:: Records provided ::
==============================
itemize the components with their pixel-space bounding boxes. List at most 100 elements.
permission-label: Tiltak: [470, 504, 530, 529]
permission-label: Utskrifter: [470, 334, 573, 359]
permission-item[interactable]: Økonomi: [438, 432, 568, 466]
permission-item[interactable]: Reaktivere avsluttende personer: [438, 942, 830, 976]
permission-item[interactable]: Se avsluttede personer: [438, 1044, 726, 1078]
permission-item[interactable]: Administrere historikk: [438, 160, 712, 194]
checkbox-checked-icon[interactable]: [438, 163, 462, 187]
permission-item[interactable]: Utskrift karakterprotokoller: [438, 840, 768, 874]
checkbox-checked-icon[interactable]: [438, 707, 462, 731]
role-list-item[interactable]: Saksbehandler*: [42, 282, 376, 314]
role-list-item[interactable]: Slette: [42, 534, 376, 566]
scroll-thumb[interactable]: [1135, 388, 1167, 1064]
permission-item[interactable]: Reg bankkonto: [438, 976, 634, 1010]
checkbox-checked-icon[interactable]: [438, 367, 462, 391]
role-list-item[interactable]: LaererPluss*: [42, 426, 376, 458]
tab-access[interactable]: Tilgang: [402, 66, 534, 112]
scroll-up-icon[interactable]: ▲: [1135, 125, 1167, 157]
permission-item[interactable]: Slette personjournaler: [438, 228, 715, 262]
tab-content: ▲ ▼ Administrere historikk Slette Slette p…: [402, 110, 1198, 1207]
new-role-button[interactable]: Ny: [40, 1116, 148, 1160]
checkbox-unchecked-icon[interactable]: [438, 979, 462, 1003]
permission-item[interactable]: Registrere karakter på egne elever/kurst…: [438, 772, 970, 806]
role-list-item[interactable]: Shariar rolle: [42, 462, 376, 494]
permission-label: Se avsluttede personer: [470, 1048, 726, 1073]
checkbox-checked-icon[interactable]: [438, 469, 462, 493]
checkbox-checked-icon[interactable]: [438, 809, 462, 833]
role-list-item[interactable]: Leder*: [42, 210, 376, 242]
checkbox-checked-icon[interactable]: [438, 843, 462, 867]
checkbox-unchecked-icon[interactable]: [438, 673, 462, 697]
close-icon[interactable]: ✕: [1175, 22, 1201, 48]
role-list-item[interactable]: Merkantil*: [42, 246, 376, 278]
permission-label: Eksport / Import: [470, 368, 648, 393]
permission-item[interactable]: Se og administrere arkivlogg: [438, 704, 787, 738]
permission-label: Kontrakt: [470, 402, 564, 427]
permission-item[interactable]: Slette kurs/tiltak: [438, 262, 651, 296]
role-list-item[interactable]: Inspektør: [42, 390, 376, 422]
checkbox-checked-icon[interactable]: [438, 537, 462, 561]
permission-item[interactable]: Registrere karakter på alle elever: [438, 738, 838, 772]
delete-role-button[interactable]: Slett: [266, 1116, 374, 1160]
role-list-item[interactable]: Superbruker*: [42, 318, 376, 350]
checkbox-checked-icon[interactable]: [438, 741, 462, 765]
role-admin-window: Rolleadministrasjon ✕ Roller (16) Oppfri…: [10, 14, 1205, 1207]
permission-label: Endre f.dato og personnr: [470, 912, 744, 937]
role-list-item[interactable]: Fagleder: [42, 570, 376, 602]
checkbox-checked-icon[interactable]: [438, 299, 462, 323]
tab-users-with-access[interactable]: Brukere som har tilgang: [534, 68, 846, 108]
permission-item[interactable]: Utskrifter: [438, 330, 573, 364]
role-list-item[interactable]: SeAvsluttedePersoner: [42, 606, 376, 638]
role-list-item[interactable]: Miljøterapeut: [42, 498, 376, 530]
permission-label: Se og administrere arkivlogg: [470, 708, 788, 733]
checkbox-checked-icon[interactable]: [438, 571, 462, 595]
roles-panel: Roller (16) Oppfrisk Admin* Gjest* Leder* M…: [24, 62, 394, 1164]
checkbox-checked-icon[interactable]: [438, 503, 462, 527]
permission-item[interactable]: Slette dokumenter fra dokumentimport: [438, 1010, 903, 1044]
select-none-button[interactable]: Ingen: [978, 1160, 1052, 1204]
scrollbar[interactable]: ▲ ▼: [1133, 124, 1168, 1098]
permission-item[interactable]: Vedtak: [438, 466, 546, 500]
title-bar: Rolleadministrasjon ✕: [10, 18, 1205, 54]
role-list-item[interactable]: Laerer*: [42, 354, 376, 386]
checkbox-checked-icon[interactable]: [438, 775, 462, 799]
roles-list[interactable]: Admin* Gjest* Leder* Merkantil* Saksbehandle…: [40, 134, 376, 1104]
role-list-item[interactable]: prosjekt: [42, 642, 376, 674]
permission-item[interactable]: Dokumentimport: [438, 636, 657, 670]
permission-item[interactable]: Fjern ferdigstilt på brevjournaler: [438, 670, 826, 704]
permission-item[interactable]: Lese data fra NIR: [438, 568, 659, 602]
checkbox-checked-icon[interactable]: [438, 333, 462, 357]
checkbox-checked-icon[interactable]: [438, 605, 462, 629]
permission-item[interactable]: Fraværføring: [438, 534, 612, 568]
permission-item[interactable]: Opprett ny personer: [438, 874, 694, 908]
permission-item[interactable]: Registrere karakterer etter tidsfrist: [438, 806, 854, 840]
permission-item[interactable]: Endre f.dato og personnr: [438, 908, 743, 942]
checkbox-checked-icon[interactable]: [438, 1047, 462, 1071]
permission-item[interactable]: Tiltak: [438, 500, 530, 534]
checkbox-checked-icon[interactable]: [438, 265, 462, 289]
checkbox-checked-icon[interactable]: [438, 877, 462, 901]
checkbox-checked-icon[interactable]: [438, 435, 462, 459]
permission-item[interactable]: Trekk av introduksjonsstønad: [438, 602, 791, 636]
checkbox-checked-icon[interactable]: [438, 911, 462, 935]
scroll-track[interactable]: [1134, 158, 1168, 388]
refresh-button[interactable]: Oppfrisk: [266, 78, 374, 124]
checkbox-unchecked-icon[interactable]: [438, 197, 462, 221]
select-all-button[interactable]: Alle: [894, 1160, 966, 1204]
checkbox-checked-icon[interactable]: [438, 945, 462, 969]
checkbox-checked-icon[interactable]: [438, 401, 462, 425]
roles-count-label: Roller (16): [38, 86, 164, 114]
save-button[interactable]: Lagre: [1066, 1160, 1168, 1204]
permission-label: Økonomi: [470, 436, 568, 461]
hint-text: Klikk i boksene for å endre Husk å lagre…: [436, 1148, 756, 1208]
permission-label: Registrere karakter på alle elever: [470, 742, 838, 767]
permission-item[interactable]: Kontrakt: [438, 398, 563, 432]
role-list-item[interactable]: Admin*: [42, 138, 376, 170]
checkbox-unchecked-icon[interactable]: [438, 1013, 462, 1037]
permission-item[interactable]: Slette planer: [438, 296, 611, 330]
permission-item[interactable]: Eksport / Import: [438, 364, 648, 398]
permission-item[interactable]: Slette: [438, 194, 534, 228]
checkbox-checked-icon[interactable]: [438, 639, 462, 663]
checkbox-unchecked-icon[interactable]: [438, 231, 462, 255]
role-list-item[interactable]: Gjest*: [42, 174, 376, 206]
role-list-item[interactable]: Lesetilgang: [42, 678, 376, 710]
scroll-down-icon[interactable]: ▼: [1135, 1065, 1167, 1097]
==============================
Convert every line of the rows above into a JSON list of strings, one string per line, omitting any blank lines.

:: Finished exercise ::
[
  "itemize the components with their pixel-space bounding boxes. List at most 100 elements.",
  "permission-label: Tiltak: [470, 504, 530, 529]",
  "permission-label: Utskrifter: [470, 334, 573, 359]",
  "permission-item[interactable]: Økonomi: [438, 432, 568, 466]",
  "permission-item[interactable]: Reaktivere avsluttende personer: [438, 942, 830, 976]",
  "permission-item[interactable]: Se avsluttede personer: [438, 1044, 726, 1078]",
  "permission-item[interactable]: Administrere historikk: [438, 160, 712, 194]",
  "checkbox-checked-icon[interactable]: [438, 163, 462, 187]",
  "permission-item[interactable]: Utskrift karakterprotokoller: [438, 840, 768, 874]",
  "checkbox-checked-icon[interactable]: [438, 707, 462, 731]",
  "role-list-item[interactable]: Saksbehandler*: [42, 282, 376, 314]",
  "role-list-item[interactable]: Slette: [42, 534, 376, 566]",
  "scroll-thumb[interactable]: [1135, 388, 1167, 1064]",
  "permission-item[interactable]: Reg bankkonto: [438, 976, 634, 1010]",
  "checkbox-checked-icon[interactable]: [438, 367, 462, 391]",
  "role-list-item[interactable]: LaererPluss*: [42, 426, 376, 458]",
  "tab-access[interactable]: Tilgang: [402, 66, 534, 112]",
  "scroll-up-icon[interactable]: ▲: [1135, 125, 1167, 157]",
  "permission-item[interactable]: Slette personjournaler: [438, 228, 715, 262]",
  "tab-content: ▲ ▼ Administrere historikk Slette Slette p…: [402, 110, 1198, 1207]",
  "new-role-button[interactable]: Ny: [40, 1116, 148, 1160]",
  "checkbox-unchecked-icon[interactable]: [438, 979, 462, 1003]",
  "permission-item[interactable]: Registrere karakter på egne elever/kurst…: [438, 772, 970, 806]",
  "role-list-item[interactable]: Shariar rolle: [42, 462, 376, 494]",
  "permission-label: Se avsluttede personer: [470, 1048, 726, 1073]",
  "checkbox-checked-icon[interactable]: [438, 469, 462, 493]",
  "checkbox-checked-icon[interactable]: [438, 809, 462, 833]",
  "role-list-item[interactable]: Leder*: [42, 210, 376, 242]",
  "checkbox-checked-icon[interactable]: [438, 843, 462, 867]",
  "checkbox-unchecked-icon[interactable]: [438, 673, 462, 697]",
  "close-icon[interactable]: ✕: [1175, 22, 1201, 48]",
  "role-list-item[interactable]: Merkantil*: [42, 246, 376, 278]",
  "permission-label: Eksport / Import: [470, 368, 648, 393]",
  "permission-item[interactable]: Se og administrere arkivlogg: [438, 704, 787, 738]",
  "permission-label: Kontrakt: [470, 402, 564, 427]",
  "permission-item[interactable]: Slette kurs/tiltak: [438, 262, 651, 296]",
  "role-list-item[interactable]: Inspektør: [42, 390, 376, 422]",
  "checkbox-checked-icon[interactable]: [438, 537, 462, 561]",
  "permission-item[interactable]: Registrere karakter på alle elever: [438, 738, 838, 772]",
  "delete-role-button[interactable]: Slett: [266, 1116, 374, 1160]",
  "role-list-item[interactable]: Superbruker*: [42, 318, 376, 350]",
  "checkbox-checked-icon[interactable]: [438, 741, 462, 765]",
  "role-admin-window: Rolleadministrasjon ✕ Roller (16) Oppfri…: [10, 14, 1205, 1207]",
  "permission-label: Endre f.dato og personnr: [470, 912, 744, 937]",
  "role-list-item[interactable]: Fagleder: [42, 570, 376, 602]",
  "checkbox-checked-icon[interactable]: [438, 299, 462, 323]",
  "tab-users-with-access[interactable]: Brukere som har tilgang: [534, 68, 846, 108]",
  "permission-item[interactable]: Utskrifter: [438, 330, 573, 364]",
  "role-list-item[interactable]: SeAvsluttedePersoner: [42, 606, 376, 638]",
  "role-list-item[interactable]: Miljøterapeut: [42, 498, 376, 530]",
  "permission-label: Se og administrere arkivlogg: [470, 708, 788, 733]",
  "checkbox-checked-icon[interactable]: [438, 571, 462, 595]",
  "roles-panel: Roller (16) Oppfrisk Admin* Gjest* Leder* M…: [24, 62, 394, 1164]",
  "checkbox-checked-icon[interactable]: [438, 503, 462, 527]",
  "permission-item[interactable]: Slette dokumenter fra dokumentimport: [438, 1010, 903, 1044]",
  "select-none-button[interactable]: Ingen: [978, 1160, 1052, 1204]",
  "scrollbar[interactable]: ▲ ▼: [1133, 124, 1168, 1098]",
  "permission-item[interactable]: Vedtak: [438, 466, 546, 500]",
  "title-bar: Rolleadministrasjon ✕: [10, 18, 1205, 54]",
  "role-list-item[interactable]: Laerer*: [42, 354, 376, 386]",
  "checkbox-checked-icon[interactable]: [438, 775, 462, 799]",
  "roles-list[interactable]: Admin* Gjest* Leder* Merkantil* Saksbehandle…: [40, 134, 376, 1104]",
  "role-list-item[interactable]: prosjekt: [42, 642, 376, 674]",
  "permission-item[interactable]: Dokumentimport: [438, 636, 657, 670]",
  "permission-item[interactable]: Fjern ferdigstilt på brevjournaler: [438, 670, 826, 704]",
  "permission-item[interactable]: Lese data fra NIR: [438, 568, 659, 602]",
  "checkbox-checked-icon[interactable]: [438, 333, 462, 357]",
  "checkbox-checked-icon[interactable]: [438, 605, 462, 629]",
  "permission-item[interactable]: Fraværføring: [438, 534, 612, 568]",
  "permission-item[interactable]: Opprett ny personer: [438, 874, 694, 908]",
  "permission-item[interactable]: Registrere karakterer etter tidsfrist: [438, 806, 854, 840]",
  "permission-item[interactable]: Endre f.dato og personnr: [438, 908, 743, 942]",
  "checkbox-checked-icon[interactable]: [438, 1047, 462, 1071]",
  "permission-item[interactable]: Tiltak: [438, 500, 530, 534]",
  "checkbox-checked-icon[interactable]: [438, 265, 462, 289]",
  "checkbox-checked-icon[interactable]: [438, 877, 462, 901]",
  "checkbox-checked-icon[interactable]: [438, 435, 462, 459]",
  "permission-item[interactable]: Trekk av introduksjonsstønad: [438, 602, 791, 636]",
  "checkbox-checked-icon[interactable]: [438, 911, 462, 935]",
  "scroll-track[interactable]: [1134, 158, 1168, 388]",
  "refresh-button[interactable]: Oppfrisk: [266, 78, 374, 124]",
  "checkbox-unchecked-icon[interactable]: [438, 197, 462, 221]",
  "select-all-button[interactable]: Alle: [894, 1160, 966, 1204]",
  "checkbox-checked-icon[interactable]: [438, 945, 462, 969]",
  "checkbox-checked-icon[interactable]: [438, 401, 462, 425]",
  "roles-count-label: Roller (16): [38, 86, 164, 114]",
  "save-button[interactable]: Lagre: [1066, 1160, 1168, 1204]",
  "permission-label: Økonomi: [470, 436, 568, 461]",
  "hint-text: Klikk i boksene for å endre Husk å lagre…: [436, 1148, 756, 1208]",
  "permission-label: Registrere karakter på alle elever: [470, 742, 838, 767]",
  "permission-item[interactable]: Kontrakt: [438, 398, 563, 432]",
  "role-list-item[interactable]: Admin*: [42, 138, 376, 170]",
  "checkbox-unchecked-icon[interactable]: [438, 1013, 462, 1037]",
  "permission-item[interactable]: Slette planer: [438, 296, 611, 330]",
  "permission-item[interactable]: Eksport / Import: [438, 364, 648, 398]",
  "permission-item[interactable]: Slette: [438, 194, 534, 228]",
  "checkbox-checked-icon[interactable]: [438, 639, 462, 663]",
  "checkbox-unchecked-icon[interactable]: [438, 231, 462, 255]",
  "role-list-item[interactable]: Gjest*: [42, 174, 376, 206]",
  "role-list-item[interactable]: Lesetilgang: [42, 678, 376, 710]",
  "scroll-down-icon[interactable]: ▼: [1135, 1065, 1167, 1097]"
]